--- GIVEN EXERCISE ---
Wherever the string "color" appears in the listing, copy that line.

--- DATA FOR PROCESSING ---
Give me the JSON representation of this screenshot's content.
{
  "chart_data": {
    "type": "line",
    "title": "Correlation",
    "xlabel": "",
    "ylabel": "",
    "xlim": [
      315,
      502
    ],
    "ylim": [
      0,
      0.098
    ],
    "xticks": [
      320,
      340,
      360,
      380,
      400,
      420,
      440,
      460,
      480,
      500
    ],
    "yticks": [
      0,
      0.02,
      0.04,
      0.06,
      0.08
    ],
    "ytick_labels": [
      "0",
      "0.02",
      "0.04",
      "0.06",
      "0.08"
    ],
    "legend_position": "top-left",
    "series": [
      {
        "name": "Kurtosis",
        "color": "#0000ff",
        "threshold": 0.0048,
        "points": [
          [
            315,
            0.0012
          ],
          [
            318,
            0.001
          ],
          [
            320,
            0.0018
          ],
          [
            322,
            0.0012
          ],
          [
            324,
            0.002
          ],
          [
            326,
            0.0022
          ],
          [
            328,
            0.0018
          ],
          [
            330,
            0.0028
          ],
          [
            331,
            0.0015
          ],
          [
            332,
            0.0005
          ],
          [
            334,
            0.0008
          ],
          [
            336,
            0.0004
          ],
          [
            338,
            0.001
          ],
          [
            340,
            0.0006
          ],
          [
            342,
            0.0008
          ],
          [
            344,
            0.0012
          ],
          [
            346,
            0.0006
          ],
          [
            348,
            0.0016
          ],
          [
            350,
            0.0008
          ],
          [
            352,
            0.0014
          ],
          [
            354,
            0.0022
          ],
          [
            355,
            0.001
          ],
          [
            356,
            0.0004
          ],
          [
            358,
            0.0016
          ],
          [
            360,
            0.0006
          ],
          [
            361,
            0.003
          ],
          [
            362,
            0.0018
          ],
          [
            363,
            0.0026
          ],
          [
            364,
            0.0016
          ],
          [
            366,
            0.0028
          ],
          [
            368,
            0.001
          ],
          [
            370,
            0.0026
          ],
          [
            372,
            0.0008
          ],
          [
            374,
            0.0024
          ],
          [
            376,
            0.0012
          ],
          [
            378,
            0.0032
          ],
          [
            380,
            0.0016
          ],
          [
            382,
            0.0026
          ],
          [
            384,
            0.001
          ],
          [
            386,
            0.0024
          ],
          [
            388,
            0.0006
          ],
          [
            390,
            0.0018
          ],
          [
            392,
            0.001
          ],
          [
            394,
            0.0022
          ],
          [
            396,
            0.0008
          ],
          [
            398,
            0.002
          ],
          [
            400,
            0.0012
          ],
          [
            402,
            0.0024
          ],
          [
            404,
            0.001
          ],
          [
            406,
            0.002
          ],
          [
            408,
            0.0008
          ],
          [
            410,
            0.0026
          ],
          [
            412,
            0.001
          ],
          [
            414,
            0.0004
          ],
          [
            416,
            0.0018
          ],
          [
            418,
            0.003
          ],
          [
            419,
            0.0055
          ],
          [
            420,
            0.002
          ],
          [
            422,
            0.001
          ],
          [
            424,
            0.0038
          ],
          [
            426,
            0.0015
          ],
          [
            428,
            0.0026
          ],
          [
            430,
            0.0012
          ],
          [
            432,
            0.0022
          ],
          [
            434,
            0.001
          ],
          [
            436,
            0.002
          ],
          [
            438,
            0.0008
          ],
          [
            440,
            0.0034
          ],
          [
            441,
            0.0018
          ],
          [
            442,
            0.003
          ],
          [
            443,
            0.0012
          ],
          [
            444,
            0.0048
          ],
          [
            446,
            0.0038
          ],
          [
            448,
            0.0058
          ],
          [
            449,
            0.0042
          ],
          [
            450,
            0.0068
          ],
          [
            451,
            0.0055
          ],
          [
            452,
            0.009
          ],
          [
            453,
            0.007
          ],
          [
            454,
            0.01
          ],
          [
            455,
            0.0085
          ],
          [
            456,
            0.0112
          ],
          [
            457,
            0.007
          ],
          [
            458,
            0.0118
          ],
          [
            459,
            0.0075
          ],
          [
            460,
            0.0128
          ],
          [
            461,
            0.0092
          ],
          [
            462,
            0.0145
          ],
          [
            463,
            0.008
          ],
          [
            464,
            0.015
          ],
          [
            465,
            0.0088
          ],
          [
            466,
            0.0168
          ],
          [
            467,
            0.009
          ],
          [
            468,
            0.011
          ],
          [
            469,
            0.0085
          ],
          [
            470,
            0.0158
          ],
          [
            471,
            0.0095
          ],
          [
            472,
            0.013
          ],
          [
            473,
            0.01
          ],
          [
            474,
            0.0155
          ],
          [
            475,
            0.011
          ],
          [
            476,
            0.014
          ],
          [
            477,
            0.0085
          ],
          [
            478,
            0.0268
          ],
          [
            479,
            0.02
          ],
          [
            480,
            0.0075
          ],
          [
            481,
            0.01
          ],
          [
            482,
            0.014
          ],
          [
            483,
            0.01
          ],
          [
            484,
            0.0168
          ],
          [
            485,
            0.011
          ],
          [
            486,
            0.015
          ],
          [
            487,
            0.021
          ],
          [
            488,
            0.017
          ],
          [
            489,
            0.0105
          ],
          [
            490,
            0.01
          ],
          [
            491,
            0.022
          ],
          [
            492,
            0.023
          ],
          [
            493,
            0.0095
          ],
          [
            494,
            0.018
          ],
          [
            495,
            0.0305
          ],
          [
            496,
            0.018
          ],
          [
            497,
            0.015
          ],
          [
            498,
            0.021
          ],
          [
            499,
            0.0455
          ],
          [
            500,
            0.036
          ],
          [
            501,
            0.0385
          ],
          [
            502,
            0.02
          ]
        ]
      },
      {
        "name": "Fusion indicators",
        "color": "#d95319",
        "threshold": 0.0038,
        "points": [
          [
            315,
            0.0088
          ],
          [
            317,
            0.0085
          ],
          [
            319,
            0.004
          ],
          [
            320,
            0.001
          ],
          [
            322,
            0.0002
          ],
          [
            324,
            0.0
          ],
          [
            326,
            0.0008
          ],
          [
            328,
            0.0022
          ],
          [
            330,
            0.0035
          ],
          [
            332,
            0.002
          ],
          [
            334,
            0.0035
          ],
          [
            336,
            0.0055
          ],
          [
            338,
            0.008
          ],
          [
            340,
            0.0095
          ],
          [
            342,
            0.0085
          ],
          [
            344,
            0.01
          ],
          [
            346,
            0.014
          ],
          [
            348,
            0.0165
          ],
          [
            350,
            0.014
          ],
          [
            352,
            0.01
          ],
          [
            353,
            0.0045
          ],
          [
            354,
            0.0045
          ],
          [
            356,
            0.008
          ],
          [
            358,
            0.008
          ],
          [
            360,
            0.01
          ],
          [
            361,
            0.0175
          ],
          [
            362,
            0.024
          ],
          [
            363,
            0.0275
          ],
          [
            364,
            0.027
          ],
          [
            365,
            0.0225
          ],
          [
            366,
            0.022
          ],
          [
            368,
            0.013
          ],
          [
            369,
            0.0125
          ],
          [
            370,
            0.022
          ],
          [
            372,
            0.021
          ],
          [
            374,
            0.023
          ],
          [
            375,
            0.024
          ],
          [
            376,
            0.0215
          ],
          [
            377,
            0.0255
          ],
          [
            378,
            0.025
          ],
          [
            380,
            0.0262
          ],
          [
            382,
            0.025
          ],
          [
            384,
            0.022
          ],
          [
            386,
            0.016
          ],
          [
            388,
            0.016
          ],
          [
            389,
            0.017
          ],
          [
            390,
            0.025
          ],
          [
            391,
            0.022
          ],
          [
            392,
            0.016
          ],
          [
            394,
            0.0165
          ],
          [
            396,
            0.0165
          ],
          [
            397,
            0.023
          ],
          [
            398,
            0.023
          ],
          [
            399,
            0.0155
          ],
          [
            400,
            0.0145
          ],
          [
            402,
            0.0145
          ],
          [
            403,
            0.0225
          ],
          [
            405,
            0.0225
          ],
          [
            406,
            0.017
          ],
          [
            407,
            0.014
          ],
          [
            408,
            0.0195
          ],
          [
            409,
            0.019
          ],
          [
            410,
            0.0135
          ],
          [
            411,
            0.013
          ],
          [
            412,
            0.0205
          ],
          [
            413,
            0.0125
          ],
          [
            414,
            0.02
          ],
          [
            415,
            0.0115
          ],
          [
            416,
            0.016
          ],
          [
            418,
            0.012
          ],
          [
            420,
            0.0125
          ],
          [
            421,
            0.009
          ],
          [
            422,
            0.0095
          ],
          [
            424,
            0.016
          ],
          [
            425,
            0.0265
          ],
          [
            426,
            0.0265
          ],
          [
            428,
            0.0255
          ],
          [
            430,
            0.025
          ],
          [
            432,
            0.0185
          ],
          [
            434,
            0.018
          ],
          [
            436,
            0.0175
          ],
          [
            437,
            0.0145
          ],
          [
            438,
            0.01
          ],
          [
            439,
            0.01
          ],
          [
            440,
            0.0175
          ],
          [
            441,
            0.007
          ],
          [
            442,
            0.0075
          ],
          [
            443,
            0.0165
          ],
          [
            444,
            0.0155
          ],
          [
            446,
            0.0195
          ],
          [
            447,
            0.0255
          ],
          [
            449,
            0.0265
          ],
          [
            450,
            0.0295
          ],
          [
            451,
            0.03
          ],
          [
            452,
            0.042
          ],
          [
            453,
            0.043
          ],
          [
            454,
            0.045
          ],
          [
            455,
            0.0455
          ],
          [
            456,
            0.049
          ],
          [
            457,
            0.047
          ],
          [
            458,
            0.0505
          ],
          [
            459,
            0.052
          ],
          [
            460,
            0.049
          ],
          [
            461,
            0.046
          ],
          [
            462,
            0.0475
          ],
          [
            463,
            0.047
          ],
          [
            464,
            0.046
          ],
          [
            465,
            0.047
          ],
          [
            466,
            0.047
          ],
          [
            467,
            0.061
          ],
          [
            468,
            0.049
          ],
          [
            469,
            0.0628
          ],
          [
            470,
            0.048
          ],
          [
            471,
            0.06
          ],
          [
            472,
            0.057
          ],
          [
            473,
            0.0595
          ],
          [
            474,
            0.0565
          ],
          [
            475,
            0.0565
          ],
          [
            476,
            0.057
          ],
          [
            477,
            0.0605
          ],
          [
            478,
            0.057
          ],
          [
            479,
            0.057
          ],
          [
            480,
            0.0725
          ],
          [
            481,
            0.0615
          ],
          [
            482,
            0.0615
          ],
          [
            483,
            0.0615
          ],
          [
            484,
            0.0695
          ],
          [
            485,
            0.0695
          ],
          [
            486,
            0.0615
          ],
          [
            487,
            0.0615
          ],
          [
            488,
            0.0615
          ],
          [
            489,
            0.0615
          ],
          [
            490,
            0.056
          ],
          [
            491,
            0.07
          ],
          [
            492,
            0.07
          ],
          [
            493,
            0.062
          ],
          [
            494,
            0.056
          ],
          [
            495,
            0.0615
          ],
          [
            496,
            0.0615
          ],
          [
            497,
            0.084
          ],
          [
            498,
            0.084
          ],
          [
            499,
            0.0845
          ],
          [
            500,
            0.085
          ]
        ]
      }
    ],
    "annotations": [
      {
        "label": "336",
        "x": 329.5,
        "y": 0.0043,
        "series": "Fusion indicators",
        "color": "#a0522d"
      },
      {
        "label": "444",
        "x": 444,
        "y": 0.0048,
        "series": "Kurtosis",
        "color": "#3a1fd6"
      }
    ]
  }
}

--- EXPECTED ANSWER ---
        "color": "#0000ff",
        "color": "#d95319",
        "color": "#a0522d"
        "color": "#3a1fd6"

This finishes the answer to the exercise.